An Edmonton company has created a smarter, greener battery that can store and use energy efficiently and may help put an end to energy poverty.
Founder and president Connie Stacey started Growing Greener Innovations in 2014 with the goal of making Grengine a reality. She came up with the idea for the emission-free, lithium-ion battery while out walking her twin boys in a stroller. They had just fallen asleep when she walked them past a construction site where a diesel generator was running.
“As I kept walking, I thought, ‘Why do we use those damn generators?’ They’re loud, they’re smelly, they’re horrible on the environment, they’re expensive — there’s not a lot of positive things about them,” Stacey says. “And I thought, ‘Why not use a battery system?’ ”
Talking to friends who work in the trades, Stacey discovered that many of them would value an electric generator for the silence alone — never mind the difference in cost and emissions.
Legally, a diesel generator can emit up to 805 grams of CO per kilowatt hour — the equivalent of a Honda Civic driving 2,863 kilometres — and many do. Whereas the Grengine Ultralite, a compact version of Growing Greener’s battery system, can operate for 480 watt hours without producing any CO or other emissions.
But that’s just the beginning. Not only does the Ultralite have a big sister on the way, the Grengine 1000, which will allow users to easily add more batteries, but a full Grengine system will provide energy storage and regulation for households and businesses.
The system is designed to require minimum installation time, which keeps the cost down to an estimated $500 per kilowatt hour. The batteries snap together like Lego and are designed to determine for themselves in which order they should charge or discharge energy.
“We created them to have a certain level of intelligence,” Stacey explains.
With the installation cost in check, it opens up the industrial energy efficiency market for Growing Greener.
■ ■ ■
§ Work request 1
In the Grengine article, what year did Connie Stacey start Growing Greener Innovations?
§ Work request 2
Return the part of the Grengine article that starts with the words containing "Talking to friends" and ends with "cost and emissions.".
You won't need the source records for any of this.

§ Source records
■ ■ ■
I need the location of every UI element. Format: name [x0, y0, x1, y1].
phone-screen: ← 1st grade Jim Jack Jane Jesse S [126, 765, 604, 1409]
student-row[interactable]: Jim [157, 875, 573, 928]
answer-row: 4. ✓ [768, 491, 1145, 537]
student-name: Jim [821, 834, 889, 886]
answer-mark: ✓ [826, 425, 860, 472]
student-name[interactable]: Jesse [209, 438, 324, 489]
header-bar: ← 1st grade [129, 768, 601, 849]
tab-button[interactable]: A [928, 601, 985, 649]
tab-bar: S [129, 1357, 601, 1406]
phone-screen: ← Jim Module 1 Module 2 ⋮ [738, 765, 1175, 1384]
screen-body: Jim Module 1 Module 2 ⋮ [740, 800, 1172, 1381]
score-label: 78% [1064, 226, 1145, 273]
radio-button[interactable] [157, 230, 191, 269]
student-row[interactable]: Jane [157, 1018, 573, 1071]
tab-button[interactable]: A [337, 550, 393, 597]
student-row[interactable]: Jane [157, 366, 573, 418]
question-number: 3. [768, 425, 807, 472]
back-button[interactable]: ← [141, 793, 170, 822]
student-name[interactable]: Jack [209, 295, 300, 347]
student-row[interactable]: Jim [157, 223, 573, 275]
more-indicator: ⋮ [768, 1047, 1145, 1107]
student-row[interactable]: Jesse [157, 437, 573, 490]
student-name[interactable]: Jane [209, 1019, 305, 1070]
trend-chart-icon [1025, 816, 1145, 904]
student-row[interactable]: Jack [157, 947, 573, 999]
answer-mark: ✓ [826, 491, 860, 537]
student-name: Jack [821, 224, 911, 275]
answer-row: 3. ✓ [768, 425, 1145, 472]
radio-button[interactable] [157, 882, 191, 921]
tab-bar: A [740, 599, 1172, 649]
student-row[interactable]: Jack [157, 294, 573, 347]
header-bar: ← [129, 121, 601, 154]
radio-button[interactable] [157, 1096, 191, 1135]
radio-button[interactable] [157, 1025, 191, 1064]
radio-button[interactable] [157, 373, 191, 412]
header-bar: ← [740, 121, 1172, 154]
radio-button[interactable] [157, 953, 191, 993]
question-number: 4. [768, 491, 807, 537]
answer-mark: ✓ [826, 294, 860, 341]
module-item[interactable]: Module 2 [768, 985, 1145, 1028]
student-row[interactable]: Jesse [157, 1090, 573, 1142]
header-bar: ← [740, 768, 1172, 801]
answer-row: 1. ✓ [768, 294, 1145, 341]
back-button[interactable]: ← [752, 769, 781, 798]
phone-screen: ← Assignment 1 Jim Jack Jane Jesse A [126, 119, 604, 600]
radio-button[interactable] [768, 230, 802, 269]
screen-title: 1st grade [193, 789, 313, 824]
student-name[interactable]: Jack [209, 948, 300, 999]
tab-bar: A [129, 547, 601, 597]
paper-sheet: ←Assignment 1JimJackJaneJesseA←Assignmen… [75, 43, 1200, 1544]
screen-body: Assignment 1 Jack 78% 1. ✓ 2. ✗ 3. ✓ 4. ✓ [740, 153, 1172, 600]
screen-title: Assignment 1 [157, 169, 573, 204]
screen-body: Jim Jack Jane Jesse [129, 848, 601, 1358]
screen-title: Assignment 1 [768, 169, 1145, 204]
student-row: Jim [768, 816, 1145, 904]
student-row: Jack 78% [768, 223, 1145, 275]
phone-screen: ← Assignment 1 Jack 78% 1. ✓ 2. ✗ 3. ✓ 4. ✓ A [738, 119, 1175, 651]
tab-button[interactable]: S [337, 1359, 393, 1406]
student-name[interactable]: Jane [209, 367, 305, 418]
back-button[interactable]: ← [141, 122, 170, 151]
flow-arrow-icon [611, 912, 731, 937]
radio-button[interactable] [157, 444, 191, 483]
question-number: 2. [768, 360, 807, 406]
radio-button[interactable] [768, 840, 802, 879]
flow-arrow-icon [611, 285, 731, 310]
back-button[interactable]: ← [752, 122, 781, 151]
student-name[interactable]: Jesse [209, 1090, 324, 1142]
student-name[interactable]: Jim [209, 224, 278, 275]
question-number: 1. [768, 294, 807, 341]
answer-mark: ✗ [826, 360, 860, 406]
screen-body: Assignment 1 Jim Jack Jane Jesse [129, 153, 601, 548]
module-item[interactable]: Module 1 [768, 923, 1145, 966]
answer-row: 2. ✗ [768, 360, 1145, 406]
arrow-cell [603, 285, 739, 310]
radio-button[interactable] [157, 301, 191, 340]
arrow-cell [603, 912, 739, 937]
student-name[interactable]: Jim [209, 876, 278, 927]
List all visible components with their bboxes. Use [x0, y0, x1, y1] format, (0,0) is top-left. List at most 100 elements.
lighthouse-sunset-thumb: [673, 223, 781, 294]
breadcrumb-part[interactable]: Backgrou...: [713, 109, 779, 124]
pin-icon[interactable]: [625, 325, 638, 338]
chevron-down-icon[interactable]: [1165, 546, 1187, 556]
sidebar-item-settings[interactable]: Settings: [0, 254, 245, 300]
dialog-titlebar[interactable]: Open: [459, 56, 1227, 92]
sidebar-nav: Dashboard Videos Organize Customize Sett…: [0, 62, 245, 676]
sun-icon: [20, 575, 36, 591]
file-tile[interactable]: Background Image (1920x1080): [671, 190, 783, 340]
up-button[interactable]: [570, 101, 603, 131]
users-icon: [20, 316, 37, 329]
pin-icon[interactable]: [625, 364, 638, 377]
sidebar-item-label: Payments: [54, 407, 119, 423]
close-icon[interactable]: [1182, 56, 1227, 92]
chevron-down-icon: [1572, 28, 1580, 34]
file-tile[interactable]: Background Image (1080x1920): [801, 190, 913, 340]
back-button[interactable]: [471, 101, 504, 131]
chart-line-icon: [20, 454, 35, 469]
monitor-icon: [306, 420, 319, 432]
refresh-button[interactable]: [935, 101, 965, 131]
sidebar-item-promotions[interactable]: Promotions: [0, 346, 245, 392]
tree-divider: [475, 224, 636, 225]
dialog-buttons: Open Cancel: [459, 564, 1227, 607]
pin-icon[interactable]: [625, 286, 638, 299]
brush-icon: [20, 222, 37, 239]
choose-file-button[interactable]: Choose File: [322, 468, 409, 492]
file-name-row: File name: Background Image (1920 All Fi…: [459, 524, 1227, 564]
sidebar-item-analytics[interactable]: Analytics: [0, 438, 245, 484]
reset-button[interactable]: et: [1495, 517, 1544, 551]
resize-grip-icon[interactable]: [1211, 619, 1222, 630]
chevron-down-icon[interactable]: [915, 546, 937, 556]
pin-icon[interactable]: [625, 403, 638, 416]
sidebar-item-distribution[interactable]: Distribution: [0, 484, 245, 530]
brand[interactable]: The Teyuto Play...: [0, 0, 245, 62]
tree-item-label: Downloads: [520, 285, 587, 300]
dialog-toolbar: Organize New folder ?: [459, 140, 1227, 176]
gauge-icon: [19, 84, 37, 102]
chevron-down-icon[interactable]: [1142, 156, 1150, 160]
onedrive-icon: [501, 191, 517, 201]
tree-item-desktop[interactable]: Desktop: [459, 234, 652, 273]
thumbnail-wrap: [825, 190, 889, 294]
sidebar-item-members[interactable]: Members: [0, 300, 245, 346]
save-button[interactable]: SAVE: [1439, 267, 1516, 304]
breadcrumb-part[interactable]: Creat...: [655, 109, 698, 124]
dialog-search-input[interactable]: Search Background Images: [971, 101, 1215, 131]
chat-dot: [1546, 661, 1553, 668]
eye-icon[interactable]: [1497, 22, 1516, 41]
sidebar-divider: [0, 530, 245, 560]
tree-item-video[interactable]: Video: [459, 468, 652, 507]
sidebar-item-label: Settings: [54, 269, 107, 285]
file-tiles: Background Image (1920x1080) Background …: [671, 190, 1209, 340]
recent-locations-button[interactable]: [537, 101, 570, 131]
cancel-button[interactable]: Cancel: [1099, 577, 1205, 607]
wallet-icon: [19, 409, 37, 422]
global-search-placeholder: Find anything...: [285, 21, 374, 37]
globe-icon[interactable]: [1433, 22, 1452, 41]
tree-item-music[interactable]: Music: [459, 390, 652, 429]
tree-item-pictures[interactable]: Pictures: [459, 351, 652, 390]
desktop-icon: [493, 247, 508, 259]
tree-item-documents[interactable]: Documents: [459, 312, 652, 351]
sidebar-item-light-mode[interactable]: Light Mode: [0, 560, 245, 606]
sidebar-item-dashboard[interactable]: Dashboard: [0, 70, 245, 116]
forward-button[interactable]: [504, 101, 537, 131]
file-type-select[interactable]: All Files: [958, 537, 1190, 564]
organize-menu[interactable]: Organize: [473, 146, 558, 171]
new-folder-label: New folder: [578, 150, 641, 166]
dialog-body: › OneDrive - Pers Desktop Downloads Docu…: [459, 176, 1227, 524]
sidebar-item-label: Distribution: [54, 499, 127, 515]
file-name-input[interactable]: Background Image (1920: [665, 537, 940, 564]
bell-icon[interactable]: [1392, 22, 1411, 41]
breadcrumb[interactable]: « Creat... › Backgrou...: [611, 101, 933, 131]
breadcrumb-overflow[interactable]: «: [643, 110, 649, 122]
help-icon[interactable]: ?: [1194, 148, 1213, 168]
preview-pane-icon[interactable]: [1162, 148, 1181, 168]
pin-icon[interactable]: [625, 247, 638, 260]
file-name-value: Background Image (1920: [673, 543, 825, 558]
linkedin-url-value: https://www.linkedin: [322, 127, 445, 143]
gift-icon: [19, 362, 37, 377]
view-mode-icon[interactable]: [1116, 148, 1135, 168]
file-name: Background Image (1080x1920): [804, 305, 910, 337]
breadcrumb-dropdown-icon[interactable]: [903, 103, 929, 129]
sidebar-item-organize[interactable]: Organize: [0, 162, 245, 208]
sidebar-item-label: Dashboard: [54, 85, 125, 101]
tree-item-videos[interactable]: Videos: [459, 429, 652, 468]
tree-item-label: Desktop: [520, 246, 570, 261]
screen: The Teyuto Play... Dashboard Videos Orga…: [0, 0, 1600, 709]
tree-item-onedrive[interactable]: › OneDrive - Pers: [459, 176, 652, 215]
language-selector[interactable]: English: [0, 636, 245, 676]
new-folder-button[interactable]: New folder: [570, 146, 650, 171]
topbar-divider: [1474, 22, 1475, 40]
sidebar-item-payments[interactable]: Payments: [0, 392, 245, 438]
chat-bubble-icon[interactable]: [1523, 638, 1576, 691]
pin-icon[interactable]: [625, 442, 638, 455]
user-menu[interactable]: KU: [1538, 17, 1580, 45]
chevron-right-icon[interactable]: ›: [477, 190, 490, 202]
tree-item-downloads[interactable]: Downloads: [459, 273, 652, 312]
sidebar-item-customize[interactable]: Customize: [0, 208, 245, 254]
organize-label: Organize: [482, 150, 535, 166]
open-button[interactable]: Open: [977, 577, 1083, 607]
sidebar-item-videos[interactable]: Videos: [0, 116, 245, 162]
■ ■ ■
§ Task output 1
2014

§ Task output 2
Talking to friends who work in the trades, Stacey discovered that many of them would value an electric generator for the silence alone — never mind the difference in cost and emissions.